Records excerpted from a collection

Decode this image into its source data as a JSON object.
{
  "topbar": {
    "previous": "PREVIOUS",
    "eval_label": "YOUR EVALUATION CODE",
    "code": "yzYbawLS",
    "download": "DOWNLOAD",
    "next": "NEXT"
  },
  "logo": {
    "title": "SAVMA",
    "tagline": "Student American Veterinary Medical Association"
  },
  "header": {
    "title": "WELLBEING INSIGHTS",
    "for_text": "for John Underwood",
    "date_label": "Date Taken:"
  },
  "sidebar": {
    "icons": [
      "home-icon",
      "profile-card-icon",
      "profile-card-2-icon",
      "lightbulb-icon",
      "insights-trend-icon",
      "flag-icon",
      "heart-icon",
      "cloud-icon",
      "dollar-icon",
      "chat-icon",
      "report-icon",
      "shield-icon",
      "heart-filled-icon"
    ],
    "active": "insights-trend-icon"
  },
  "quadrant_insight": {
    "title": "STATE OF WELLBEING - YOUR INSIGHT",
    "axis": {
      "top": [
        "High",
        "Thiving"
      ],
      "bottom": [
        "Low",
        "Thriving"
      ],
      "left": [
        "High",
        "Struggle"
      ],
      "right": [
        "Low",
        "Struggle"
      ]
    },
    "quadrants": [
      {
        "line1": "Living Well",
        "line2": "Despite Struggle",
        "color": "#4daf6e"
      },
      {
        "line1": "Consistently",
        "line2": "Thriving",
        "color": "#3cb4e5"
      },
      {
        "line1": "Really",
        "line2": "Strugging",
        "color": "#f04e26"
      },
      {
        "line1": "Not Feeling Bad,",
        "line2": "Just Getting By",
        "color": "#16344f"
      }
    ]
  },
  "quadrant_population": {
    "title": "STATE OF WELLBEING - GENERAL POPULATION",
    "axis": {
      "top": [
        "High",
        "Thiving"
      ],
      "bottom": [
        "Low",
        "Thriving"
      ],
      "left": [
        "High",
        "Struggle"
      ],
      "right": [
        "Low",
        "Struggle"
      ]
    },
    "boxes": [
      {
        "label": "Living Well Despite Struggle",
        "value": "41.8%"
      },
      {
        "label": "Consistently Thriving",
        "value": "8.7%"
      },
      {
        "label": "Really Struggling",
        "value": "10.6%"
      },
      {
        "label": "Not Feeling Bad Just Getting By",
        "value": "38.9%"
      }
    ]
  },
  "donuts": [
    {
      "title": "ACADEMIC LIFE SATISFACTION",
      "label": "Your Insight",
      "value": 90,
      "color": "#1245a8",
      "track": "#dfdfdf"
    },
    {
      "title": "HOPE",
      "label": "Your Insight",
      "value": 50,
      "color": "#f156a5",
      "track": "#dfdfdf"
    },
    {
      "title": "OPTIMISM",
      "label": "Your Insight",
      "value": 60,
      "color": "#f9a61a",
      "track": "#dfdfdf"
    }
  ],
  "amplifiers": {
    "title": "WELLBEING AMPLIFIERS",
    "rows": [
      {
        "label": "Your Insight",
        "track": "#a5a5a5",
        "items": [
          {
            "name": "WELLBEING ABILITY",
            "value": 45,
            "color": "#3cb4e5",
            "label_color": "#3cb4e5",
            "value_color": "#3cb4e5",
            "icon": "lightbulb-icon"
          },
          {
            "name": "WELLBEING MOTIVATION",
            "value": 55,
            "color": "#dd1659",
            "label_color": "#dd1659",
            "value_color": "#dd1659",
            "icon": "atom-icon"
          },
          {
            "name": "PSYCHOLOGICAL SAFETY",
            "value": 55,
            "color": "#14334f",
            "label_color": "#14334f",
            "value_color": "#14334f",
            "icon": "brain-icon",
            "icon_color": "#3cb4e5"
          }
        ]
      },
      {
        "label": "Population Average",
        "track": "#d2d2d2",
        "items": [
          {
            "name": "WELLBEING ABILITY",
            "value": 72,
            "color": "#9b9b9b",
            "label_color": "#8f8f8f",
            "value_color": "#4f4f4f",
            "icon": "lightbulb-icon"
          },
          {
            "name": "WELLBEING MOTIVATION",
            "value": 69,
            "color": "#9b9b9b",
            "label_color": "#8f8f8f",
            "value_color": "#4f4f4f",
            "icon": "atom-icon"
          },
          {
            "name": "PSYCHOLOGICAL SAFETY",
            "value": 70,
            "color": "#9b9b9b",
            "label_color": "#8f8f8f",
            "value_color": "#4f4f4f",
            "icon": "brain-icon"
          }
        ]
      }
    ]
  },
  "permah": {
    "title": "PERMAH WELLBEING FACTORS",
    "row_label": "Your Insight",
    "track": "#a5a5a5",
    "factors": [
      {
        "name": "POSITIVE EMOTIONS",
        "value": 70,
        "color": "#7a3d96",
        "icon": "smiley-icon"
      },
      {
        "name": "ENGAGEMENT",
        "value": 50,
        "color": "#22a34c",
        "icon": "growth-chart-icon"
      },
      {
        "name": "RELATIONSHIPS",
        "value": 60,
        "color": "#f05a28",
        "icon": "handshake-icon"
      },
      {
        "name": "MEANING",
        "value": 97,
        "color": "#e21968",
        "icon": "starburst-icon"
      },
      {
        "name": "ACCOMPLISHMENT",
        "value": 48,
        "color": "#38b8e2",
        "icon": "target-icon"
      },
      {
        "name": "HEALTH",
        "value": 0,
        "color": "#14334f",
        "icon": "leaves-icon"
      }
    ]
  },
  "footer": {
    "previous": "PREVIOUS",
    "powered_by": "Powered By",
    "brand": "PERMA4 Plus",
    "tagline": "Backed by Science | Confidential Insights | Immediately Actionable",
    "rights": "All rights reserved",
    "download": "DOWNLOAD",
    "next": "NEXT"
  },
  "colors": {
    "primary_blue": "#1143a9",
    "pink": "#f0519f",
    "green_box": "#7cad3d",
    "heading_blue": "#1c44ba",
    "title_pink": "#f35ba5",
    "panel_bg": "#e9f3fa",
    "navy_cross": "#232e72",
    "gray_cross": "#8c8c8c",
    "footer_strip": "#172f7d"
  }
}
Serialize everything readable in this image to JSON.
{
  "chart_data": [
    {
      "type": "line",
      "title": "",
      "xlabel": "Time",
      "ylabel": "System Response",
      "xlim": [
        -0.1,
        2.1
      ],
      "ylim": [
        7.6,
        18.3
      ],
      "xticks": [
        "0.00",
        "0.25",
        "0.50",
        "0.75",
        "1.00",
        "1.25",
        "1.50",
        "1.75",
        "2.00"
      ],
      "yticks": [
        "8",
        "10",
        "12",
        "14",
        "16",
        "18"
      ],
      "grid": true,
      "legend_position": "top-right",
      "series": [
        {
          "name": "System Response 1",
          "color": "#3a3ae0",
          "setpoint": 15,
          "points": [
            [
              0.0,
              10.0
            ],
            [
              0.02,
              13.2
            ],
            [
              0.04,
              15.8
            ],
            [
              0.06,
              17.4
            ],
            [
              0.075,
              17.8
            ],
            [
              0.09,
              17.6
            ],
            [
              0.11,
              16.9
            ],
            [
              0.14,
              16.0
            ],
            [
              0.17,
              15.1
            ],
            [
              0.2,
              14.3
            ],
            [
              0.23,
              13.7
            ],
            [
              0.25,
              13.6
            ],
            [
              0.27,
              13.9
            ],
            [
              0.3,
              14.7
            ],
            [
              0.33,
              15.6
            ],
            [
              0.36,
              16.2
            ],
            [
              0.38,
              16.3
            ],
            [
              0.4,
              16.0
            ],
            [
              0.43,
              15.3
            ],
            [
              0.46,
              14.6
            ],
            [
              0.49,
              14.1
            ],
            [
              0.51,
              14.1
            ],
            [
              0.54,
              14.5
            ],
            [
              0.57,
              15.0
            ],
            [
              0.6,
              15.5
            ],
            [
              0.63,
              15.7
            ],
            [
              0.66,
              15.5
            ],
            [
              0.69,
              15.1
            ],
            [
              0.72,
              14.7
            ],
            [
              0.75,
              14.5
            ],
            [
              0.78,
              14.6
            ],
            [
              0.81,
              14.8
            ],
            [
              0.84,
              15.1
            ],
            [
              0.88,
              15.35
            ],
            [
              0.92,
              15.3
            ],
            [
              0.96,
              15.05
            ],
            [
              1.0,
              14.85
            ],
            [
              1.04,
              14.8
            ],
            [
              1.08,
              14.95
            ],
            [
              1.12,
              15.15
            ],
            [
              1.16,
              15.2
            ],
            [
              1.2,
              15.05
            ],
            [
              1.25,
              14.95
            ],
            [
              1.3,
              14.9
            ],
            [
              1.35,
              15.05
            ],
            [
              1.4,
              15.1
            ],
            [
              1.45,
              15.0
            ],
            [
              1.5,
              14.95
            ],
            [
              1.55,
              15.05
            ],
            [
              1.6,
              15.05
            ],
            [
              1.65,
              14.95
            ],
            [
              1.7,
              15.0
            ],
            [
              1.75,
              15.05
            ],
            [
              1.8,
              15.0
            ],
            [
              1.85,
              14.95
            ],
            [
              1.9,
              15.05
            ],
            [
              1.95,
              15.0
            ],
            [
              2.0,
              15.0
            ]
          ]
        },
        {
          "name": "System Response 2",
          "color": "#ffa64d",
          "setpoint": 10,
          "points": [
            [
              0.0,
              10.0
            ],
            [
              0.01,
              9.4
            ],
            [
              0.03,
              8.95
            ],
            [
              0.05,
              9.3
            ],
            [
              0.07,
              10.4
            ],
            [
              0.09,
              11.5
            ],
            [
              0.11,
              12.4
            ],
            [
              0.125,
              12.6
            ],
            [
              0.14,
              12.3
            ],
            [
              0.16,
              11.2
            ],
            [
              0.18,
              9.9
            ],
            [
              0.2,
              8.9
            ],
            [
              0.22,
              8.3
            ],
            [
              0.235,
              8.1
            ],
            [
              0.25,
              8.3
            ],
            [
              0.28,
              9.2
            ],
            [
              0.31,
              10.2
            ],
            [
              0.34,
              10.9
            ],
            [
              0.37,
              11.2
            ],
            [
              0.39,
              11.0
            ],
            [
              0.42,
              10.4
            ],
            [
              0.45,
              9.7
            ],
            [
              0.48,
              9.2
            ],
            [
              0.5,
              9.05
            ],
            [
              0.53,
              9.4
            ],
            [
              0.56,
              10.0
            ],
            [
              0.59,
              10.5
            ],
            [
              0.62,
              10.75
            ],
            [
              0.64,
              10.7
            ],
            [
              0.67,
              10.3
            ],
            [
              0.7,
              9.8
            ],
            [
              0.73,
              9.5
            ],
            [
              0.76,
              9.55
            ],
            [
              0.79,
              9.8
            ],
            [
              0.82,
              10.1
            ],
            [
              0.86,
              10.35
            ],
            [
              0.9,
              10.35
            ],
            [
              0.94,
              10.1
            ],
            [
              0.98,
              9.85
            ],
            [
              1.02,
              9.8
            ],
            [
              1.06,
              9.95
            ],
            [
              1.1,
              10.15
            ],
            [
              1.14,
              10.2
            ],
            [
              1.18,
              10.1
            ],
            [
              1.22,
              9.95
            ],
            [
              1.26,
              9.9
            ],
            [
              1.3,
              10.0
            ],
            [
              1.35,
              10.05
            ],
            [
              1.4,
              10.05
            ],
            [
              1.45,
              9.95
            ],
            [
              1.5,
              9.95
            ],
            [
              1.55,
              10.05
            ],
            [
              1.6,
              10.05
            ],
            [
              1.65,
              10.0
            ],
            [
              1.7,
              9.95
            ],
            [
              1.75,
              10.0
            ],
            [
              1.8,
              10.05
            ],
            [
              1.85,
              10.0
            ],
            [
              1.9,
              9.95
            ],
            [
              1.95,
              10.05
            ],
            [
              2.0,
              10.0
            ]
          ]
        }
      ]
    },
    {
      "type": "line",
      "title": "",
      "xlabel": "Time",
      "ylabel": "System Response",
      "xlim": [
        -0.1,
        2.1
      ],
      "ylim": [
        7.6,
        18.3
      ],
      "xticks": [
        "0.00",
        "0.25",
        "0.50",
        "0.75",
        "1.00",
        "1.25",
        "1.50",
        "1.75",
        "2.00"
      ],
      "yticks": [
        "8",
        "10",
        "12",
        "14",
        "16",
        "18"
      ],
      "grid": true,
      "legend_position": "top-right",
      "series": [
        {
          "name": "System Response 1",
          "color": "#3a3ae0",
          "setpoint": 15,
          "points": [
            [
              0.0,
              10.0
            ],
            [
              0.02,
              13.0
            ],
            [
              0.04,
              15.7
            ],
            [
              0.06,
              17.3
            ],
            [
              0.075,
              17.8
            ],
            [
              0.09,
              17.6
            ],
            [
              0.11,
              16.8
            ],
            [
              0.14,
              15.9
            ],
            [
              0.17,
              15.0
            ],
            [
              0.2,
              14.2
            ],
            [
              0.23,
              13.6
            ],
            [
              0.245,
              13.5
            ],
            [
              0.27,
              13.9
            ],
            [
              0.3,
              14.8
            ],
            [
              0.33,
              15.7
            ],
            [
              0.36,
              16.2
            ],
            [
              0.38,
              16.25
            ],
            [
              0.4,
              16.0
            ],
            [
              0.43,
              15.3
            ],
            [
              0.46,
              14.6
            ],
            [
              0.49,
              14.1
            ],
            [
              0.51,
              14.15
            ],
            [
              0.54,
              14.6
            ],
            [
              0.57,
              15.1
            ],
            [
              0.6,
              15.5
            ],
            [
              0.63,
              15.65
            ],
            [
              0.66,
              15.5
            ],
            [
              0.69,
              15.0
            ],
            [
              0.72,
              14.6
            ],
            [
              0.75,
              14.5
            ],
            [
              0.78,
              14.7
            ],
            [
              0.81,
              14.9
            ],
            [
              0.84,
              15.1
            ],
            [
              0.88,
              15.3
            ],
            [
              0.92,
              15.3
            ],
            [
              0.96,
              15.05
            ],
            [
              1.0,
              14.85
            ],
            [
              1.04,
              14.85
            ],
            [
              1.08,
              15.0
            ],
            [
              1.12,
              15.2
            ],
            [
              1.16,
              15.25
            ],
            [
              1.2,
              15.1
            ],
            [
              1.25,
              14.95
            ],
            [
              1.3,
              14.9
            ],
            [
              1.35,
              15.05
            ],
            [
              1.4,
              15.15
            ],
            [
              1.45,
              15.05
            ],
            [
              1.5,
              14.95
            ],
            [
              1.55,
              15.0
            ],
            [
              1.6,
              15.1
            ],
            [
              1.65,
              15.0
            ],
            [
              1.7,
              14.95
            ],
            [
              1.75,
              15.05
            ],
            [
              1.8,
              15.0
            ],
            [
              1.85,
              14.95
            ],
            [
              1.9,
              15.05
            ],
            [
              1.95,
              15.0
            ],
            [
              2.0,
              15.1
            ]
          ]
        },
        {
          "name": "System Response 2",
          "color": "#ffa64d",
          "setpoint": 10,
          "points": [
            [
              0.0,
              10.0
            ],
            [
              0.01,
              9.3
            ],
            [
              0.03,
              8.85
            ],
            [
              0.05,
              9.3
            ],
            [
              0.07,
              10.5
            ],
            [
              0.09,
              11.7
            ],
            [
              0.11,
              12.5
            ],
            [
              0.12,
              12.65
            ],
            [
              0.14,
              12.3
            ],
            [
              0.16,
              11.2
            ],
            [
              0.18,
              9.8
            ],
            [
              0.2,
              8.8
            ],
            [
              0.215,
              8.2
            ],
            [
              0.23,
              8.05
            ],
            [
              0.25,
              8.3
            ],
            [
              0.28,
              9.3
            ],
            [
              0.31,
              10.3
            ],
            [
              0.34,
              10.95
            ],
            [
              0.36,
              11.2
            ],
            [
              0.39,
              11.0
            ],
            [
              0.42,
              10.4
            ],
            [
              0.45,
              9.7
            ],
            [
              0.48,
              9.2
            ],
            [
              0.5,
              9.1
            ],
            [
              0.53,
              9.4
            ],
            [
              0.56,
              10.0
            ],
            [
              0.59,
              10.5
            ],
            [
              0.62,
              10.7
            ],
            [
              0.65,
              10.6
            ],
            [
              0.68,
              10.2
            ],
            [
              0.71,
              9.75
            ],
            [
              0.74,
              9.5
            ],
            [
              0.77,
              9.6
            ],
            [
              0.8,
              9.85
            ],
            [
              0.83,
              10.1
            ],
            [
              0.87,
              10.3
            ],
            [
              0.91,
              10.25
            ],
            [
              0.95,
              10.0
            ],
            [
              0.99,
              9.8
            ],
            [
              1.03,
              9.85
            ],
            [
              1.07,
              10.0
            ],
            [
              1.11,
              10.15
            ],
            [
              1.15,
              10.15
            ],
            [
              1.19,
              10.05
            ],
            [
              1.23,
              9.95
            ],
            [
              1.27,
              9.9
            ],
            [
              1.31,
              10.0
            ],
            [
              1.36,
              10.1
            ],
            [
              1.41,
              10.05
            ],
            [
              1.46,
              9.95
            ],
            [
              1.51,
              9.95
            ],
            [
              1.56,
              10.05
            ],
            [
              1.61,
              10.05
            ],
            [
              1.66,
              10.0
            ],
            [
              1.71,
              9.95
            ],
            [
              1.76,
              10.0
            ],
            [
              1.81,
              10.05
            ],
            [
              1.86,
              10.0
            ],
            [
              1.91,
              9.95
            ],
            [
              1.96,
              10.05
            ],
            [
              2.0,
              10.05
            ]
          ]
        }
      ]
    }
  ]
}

| What is expected |
Pick out lines containing the word "Feeling", each one as written.

| Reply |
        "line1": "Not Feeling Bad,",
        "label": "Not Feeling Bad Just Getting By",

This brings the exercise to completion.